* **LISTED RECORDS**

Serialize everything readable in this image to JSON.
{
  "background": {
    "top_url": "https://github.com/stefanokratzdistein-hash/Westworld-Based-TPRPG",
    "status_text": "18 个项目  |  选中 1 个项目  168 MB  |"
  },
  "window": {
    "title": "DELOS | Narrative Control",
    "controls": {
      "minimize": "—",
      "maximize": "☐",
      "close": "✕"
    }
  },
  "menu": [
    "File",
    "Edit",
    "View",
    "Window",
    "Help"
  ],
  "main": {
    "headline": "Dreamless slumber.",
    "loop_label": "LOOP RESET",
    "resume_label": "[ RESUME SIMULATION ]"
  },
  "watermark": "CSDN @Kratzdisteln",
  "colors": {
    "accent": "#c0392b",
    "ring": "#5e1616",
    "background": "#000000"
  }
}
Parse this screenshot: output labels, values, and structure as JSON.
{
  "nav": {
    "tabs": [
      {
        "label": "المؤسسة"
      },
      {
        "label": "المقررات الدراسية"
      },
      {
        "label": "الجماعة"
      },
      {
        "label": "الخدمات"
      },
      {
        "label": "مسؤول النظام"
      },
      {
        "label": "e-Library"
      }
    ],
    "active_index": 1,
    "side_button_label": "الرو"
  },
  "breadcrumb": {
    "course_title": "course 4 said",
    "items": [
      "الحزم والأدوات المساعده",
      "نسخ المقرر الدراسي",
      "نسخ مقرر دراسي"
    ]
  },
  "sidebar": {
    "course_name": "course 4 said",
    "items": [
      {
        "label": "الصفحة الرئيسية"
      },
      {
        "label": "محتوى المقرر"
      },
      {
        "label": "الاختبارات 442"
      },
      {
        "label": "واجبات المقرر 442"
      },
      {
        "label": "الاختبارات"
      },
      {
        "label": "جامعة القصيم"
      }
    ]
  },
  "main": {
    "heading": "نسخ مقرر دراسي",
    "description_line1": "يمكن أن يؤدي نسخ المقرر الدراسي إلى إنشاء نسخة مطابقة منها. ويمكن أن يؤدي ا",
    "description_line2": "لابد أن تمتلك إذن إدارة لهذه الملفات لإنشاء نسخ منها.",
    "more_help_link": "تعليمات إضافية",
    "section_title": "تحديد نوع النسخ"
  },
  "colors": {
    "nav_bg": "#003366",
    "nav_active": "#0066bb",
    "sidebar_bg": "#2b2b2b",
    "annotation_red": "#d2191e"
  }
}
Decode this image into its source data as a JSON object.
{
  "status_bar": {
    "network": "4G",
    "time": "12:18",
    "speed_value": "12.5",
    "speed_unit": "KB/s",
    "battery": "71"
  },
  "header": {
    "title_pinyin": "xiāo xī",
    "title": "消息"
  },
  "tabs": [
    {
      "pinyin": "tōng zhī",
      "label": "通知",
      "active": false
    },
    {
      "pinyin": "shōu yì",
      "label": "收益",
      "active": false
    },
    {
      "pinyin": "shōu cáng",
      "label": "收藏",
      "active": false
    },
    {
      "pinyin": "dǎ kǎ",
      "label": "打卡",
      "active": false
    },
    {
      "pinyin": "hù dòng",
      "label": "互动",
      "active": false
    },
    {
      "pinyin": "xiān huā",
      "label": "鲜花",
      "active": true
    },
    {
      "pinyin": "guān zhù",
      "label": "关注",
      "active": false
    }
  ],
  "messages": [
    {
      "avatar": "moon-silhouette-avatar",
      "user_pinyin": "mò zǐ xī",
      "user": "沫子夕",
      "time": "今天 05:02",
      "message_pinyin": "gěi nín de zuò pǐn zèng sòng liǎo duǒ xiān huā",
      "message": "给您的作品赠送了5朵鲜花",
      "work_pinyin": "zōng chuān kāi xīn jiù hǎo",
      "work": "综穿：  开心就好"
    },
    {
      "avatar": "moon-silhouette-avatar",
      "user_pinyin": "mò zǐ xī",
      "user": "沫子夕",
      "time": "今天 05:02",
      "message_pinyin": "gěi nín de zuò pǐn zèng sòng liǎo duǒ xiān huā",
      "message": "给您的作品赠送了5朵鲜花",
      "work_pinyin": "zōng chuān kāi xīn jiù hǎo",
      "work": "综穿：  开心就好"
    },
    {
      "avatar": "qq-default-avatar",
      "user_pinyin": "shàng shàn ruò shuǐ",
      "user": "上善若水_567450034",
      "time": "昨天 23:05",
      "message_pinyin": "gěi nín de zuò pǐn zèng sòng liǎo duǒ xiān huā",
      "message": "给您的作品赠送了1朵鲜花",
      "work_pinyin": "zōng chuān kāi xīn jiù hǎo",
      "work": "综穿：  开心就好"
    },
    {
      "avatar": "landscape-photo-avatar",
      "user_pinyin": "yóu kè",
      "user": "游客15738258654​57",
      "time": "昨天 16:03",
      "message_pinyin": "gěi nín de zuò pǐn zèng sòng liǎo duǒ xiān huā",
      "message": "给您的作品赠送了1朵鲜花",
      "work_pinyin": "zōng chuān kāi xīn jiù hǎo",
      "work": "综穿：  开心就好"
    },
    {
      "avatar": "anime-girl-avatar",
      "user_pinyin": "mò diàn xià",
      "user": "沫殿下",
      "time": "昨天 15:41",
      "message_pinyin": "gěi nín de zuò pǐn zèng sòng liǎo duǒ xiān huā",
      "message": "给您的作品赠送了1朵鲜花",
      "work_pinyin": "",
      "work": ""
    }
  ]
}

* **TASK INSTRUCTIONS**
Look through the material and copy each line that has "this".

* **EXERCISE SOLUTION**
Serialize everything readable in this image to JSON.
Parse this screenshot: output labels, values, and structure as JSON.
Decode this image into its source data as a JSON object.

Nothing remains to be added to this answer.